**SET EXERCISE**:
Without the pictures, repeat the listing character for character.
____
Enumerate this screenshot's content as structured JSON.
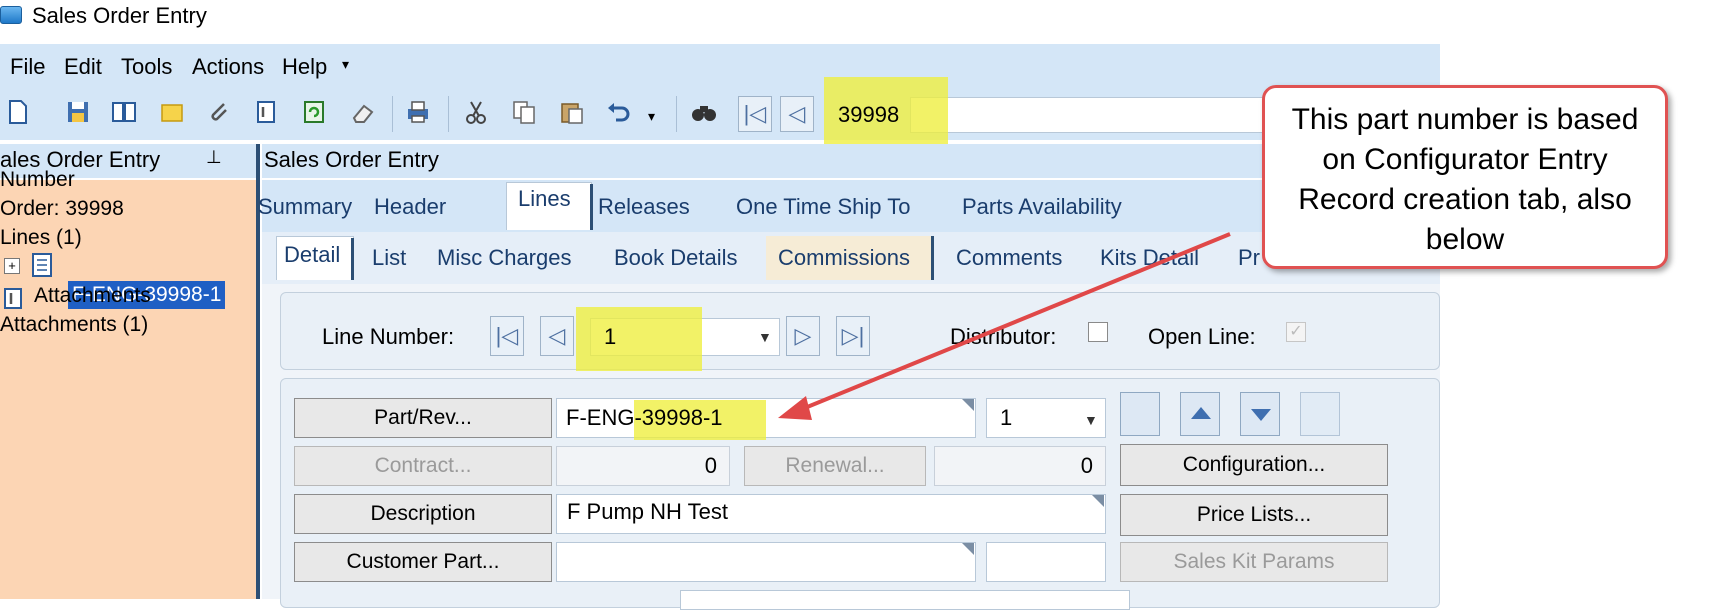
{
  "window": {
    "title": "Sales Order Entry",
    "icon": "app-window-icon"
  },
  "menu": {
    "items": [
      "File",
      "Edit",
      "Tools",
      "Actions",
      "Help"
    ],
    "overflow": "chevron-down-icon"
  },
  "toolbar": {
    "icons": [
      "new-icon",
      "save-icon",
      "notes-icon",
      "memo-icon",
      "attach-icon",
      "attachments-icon",
      "refresh-icon",
      "clear-icon",
      "print-icon",
      "cut-icon",
      "copy-icon",
      "paste-icon",
      "undo-icon",
      "search-icon",
      "first-record-icon",
      "previous-record-icon"
    ],
    "order_number": "39998"
  },
  "tree": {
    "header": "ales Order Entry",
    "pin_icon": "pin-icon",
    "items": [
      "Number",
      "Order: 39998",
      "Lines (1)",
      "F-ENG-39998-1",
      "Attachments",
      "Attachments (1)"
    ]
  },
  "main": {
    "header": "Sales Order Entry",
    "tabs": [
      "Summary",
      "Header",
      "Lines",
      "Releases",
      "One Time Ship To",
      "Parts Availability"
    ],
    "active_tab": "Lines",
    "subtabs": [
      "Detail",
      "List",
      "Misc Charges",
      "Book Details",
      "Commissions",
      "Comments",
      "Kits Detail",
      "Pr"
    ],
    "active_subtab": "Detail"
  },
  "line": {
    "line_number_label": "Line Number:",
    "line_number": "1",
    "distributor_label": "Distributor:",
    "open_line_label": "Open Line:"
  },
  "form": {
    "part_rev_button": "Part/Rev...",
    "part_number": "F-ENG-39998-1",
    "revision": "1",
    "contract_button": "Contract...",
    "contract_value": "0",
    "renewal_button": "Renewal...",
    "renewal_value": "0",
    "configuration_button": "Configuration...",
    "description_button": "Description",
    "description_value": "F Pump NH Test",
    "price_lists_button": "Price Lists...",
    "customer_part_button": "Customer Part...",
    "sales_kit_params_button": "Sales Kit Params"
  },
  "callout": {
    "text": "This part number is based on Configurator Entry Record creation tab, also below"
  },
  "colors": {
    "highlight": "#EEEE3C",
    "callout_border": "#E05252",
    "arrow": "#E04848",
    "selection": "#1F5FC4",
    "tree_bg": "#FCD5B4",
    "chrome": "#D4E6F7"
  }
}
____
**RESPONSE TO THIS TASK**:
Enumerate this screenshot's content as structured JSON.
{
  "window": {
    "title": "Sales Order Entry",
    "icon": "app-window-icon"
  },
  "menu": {
    "items": [
      "File",
      "Edit",
      "Tools",
      "Actions",
      "Help"
    ],
    "overflow": "chevron-down-icon"
  },
  "toolbar": {
    "icons": [
      "new-icon",
      "save-icon",
      "notes-icon",
      "memo-icon",
      "attach-icon",
      "attachments-icon",
      "refresh-icon",
      "clear-icon",
      "print-icon",
      "cut-icon",
      "copy-icon",
      "paste-icon",
      "undo-icon",
      "search-icon",
      "first-record-icon",
      "previous-record-icon"
    ],
    "order_number": "39998"
  },
  "tree": {
    "header": "ales Order Entry",
    "pin_icon": "pin-icon",
    "items": [
      "Number",
      "Order: 39998",
      "Lines (1)",
      "F-ENG-39998-1",
      "Attachments",
      "Attachments (1)"
    ]
  },
  "main": {
    "header": "Sales Order Entry",
    "tabs": [
      "Summary",
      "Header",
      "Lines",
      "Releases",
      "One Time Ship To",
      "Parts Availability"
    ],
    "active_tab": "Lines",
    "subtabs": [
      "Detail",
      "List",
      "Misc Charges",
      "Book Details",
      "Commissions",
      "Comments",
      "Kits Detail",
      "Pr"
    ],
    "active_subtab": "Detail"
  },
  "line": {
    "line_number_label": "Line Number:",
    "line_number": "1",
    "distributor_label": "Distributor:",
    "open_line_label": "Open Line:"
  },
  "form": {
    "part_rev_button": "Part/Rev...",
    "part_number": "F-ENG-39998-1",
    "revision": "1",
    "contract_button": "Contract...",
    "contract_value": "0",
    "renewal_button": "Renewal...",
    "renewal_value": "0",
    "configuration_button": "Configuration...",
    "description_button": "Description",
    "description_value": "F Pump NH Test",
    "price_lists_button": "Price Lists...",
    "customer_part_button": "Customer Part...",
    "sales_kit_params_button": "Sales Kit Params"
  },
  "callout": {
    "text": "This part number is based on Configurator Entry Record creation tab, also below"
  },
  "colors": {
    "highlight": "#EEEE3C",
    "callout_border": "#E05252",
    "arrow": "#E04848",
    "selection": "#1F5FC4",
    "tree_bg": "#FCD5B4",
    "chrome": "#D4E6F7"
  }
}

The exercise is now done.